* **What to produce**
Review the lines that follow and copy each one that contains the word "labels".
>> begin
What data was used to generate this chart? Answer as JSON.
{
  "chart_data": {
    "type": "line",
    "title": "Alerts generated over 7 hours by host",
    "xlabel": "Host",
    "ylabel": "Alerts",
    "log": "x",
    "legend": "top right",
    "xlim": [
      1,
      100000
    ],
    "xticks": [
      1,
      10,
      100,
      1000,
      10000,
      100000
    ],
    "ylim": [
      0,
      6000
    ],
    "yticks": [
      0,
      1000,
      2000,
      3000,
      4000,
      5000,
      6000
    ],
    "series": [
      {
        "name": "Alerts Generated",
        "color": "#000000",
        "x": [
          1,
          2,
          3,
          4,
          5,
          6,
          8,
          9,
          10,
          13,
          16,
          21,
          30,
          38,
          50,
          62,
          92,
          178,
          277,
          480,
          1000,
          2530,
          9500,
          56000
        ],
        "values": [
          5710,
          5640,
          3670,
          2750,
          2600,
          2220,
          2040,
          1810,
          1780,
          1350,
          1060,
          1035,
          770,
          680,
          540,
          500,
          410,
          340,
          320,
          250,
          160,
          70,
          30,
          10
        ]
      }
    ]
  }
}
>> end
>> begin
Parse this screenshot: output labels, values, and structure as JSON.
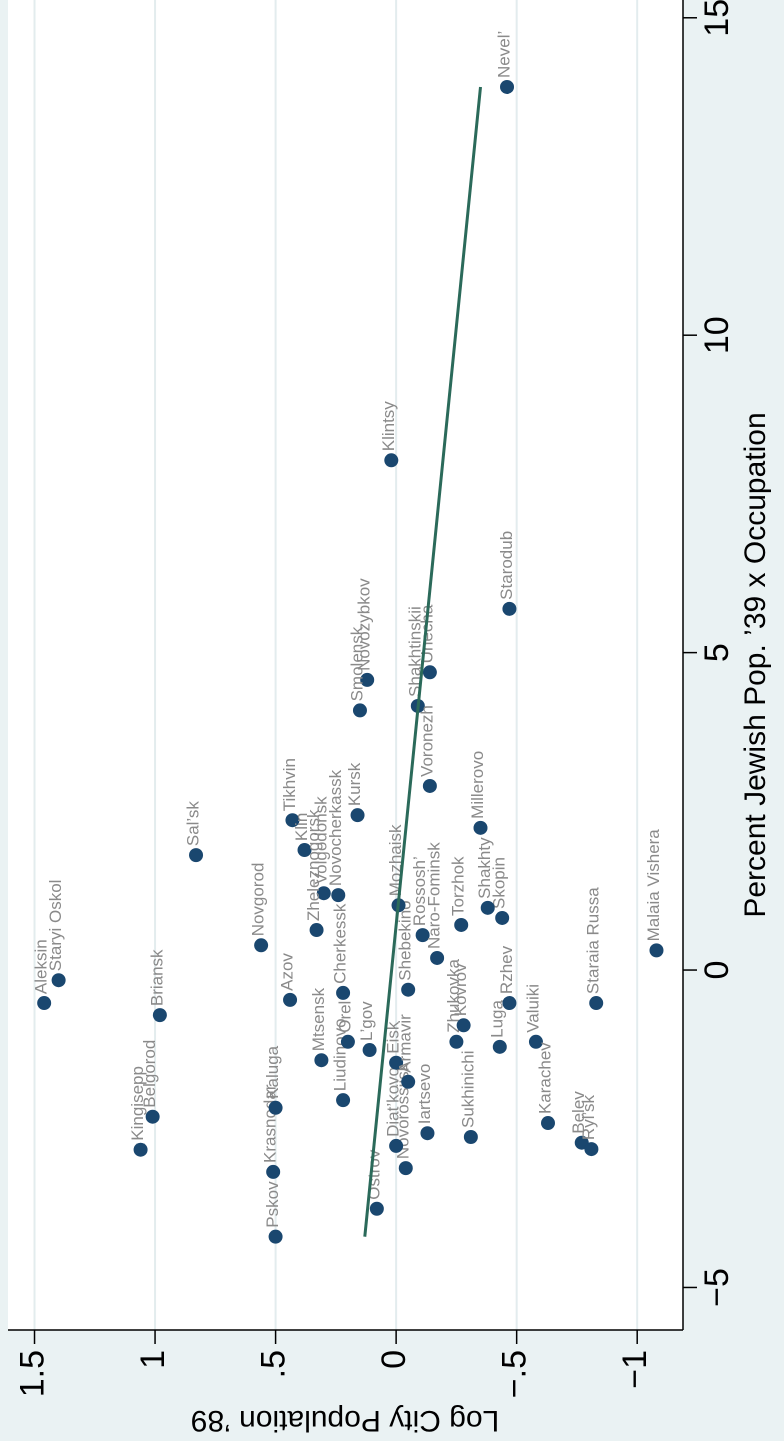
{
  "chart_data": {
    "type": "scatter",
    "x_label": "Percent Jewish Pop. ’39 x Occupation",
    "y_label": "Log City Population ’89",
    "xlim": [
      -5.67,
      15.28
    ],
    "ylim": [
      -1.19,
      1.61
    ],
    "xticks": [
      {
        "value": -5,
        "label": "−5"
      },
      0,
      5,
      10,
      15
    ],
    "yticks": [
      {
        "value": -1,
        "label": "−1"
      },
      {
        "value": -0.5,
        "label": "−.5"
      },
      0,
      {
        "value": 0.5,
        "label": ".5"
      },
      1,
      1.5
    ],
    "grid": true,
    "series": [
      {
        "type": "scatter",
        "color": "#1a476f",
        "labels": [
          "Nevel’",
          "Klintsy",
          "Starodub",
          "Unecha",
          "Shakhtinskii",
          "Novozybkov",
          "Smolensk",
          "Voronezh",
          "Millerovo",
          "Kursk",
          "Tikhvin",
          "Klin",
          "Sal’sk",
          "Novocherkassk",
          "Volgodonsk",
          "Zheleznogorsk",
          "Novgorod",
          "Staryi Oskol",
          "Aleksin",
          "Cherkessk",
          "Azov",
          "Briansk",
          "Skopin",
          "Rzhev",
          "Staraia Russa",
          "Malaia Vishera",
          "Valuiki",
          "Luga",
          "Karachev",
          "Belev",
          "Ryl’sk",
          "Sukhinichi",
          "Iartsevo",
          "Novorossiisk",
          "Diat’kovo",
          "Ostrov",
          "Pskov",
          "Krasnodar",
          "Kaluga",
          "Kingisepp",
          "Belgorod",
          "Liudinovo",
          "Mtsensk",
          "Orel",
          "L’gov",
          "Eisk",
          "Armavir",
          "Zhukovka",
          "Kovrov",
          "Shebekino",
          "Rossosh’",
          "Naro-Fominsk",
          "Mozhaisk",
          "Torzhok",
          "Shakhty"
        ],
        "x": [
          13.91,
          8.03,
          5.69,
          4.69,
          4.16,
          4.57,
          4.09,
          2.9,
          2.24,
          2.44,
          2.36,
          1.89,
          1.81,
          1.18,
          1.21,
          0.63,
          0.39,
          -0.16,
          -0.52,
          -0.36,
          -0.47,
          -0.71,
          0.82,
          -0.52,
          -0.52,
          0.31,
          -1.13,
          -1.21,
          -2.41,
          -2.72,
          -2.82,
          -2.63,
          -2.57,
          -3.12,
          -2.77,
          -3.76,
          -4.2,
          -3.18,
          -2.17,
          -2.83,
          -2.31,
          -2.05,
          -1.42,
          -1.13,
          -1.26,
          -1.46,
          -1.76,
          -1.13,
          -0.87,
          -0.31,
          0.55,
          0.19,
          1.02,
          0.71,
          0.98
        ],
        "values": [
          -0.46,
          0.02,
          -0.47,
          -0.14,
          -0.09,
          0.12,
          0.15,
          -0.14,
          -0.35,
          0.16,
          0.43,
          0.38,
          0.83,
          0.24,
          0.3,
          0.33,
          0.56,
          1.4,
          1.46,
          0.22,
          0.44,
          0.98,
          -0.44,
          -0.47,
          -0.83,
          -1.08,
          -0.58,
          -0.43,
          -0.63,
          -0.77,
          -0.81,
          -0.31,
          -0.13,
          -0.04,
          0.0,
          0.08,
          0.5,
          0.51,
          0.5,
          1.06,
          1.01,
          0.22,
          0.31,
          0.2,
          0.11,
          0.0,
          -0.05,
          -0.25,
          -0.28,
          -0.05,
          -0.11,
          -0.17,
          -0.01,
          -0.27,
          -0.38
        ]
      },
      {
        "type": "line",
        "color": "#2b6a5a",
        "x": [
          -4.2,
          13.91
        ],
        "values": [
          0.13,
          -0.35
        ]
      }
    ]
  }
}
>> end
* **Expected answer**
Parse this screenshot: output labels, values, and structure as JSON.
        "labels": [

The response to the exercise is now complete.